= Problem to work on =
Reproduce the material word for word; the images stay out.

------ Exercise inputs

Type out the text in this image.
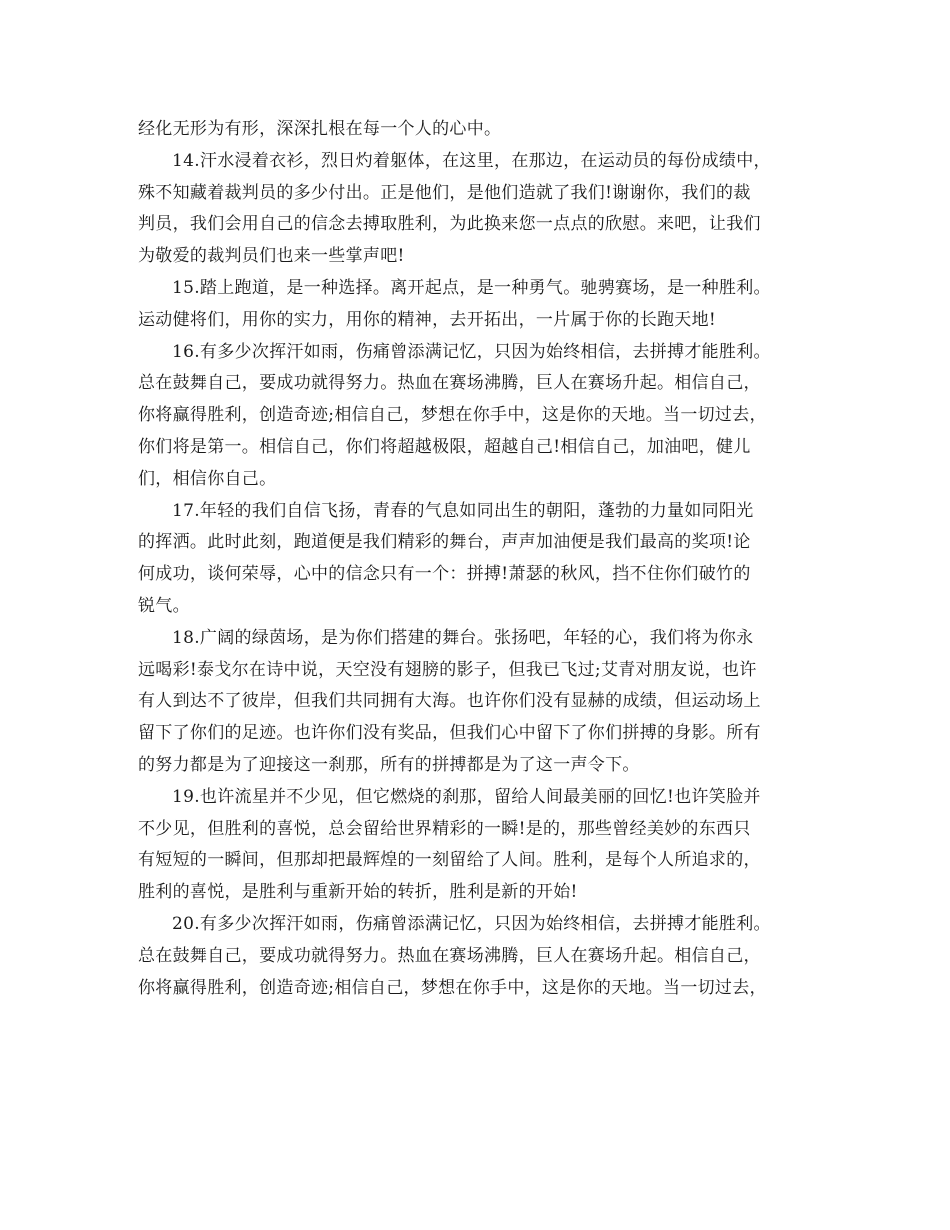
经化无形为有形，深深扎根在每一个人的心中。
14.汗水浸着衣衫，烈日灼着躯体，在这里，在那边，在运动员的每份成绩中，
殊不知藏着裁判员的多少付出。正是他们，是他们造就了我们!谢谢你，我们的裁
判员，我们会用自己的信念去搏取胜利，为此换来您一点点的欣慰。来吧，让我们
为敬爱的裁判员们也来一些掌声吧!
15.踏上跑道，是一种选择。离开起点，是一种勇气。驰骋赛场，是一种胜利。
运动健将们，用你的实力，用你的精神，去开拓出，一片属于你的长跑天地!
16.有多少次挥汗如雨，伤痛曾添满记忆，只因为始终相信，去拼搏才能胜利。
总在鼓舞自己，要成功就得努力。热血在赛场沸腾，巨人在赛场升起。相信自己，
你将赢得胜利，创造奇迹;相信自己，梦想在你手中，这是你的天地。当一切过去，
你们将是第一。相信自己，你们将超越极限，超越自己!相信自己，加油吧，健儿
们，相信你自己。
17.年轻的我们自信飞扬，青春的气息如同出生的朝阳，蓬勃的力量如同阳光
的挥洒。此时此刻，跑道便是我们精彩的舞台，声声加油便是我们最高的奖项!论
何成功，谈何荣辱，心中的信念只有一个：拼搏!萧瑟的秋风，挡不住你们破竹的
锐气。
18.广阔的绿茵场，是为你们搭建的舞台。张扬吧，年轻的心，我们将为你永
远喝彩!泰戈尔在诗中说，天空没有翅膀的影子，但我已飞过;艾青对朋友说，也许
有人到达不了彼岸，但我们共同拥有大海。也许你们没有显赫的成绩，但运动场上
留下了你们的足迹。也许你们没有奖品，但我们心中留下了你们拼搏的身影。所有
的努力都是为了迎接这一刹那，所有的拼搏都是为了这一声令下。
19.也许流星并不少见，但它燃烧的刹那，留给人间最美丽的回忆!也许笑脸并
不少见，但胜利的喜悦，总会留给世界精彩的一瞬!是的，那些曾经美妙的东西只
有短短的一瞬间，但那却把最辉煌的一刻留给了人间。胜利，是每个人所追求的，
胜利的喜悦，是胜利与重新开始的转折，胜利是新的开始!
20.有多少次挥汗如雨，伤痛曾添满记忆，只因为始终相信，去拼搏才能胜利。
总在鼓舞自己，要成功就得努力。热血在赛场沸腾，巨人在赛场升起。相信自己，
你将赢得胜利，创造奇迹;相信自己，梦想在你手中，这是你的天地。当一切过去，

------------

= Task solution =
Type out the text in this image.
经化无形为有形，深深扎根在每一个人的心中。
14.汗水浸着衣衫，烈日灼着躯体，在这里，在那边，在运动员的每份成绩中，
殊不知藏着裁判员的多少付出。正是他们，是他们造就了我们!谢谢你，我们的裁
判员，我们会用自己的信念去搏取胜利，为此换来您一点点的欣慰。来吧，让我们
为敬爱的裁判员们也来一些掌声吧!
15.踏上跑道，是一种选择。离开起点，是一种勇气。驰骋赛场，是一种胜利。
运动健将们，用你的实力，用你的精神，去开拓出，一片属于你的长跑天地!
16.有多少次挥汗如雨，伤痛曾添满记忆，只因为始终相信，去拼搏才能胜利。
总在鼓舞自己，要成功就得努力。热血在赛场沸腾，巨人在赛场升起。相信自己，
你将赢得胜利，创造奇迹;相信自己，梦想在你手中，这是你的天地。当一切过去，
你们将是第一。相信自己，你们将超越极限，超越自己!相信自己，加油吧，健儿
们，相信你自己。
17.年轻的我们自信飞扬，青春的气息如同出生的朝阳，蓬勃的力量如同阳光
的挥洒。此时此刻，跑道便是我们精彩的舞台，声声加油便是我们最高的奖项!论
何成功，谈何荣辱，心中的信念只有一个：拼搏!萧瑟的秋风，挡不住你们破竹的
锐气。
18.广阔的绿茵场，是为你们搭建的舞台。张扬吧，年轻的心，我们将为你永
远喝彩!泰戈尔在诗中说，天空没有翅膀的影子，但我已飞过;艾青对朋友说，也许
有人到达不了彼岸，但我们共同拥有大海。也许你们没有显赫的成绩，但运动场上
留下了你们的足迹。也许你们没有奖品，但我们心中留下了你们拼搏的身影。所有
的努力都是为了迎接这一刹那，所有的拼搏都是为了这一声令下。
19.也许流星并不少见，但它燃烧的刹那，留给人间最美丽的回忆!也许笑脸并
不少见，但胜利的喜悦，总会留给世界精彩的一瞬!是的，那些曾经美妙的东西只
有短短的一瞬间，但那却把最辉煌的一刻留给了人间。胜利，是每个人所追求的，
胜利的喜悦，是胜利与重新开始的转折，胜利是新的开始!
20.有多少次挥汗如雨，伤痛曾添满记忆，只因为始终相信，去拼搏才能胜利。
总在鼓舞自己，要成功就得努力。热血在赛场沸腾，巨人在赛场升起。相信自己，
你将赢得胜利，创造奇迹;相信自己，梦想在你手中，这是你的天地。当一切过去，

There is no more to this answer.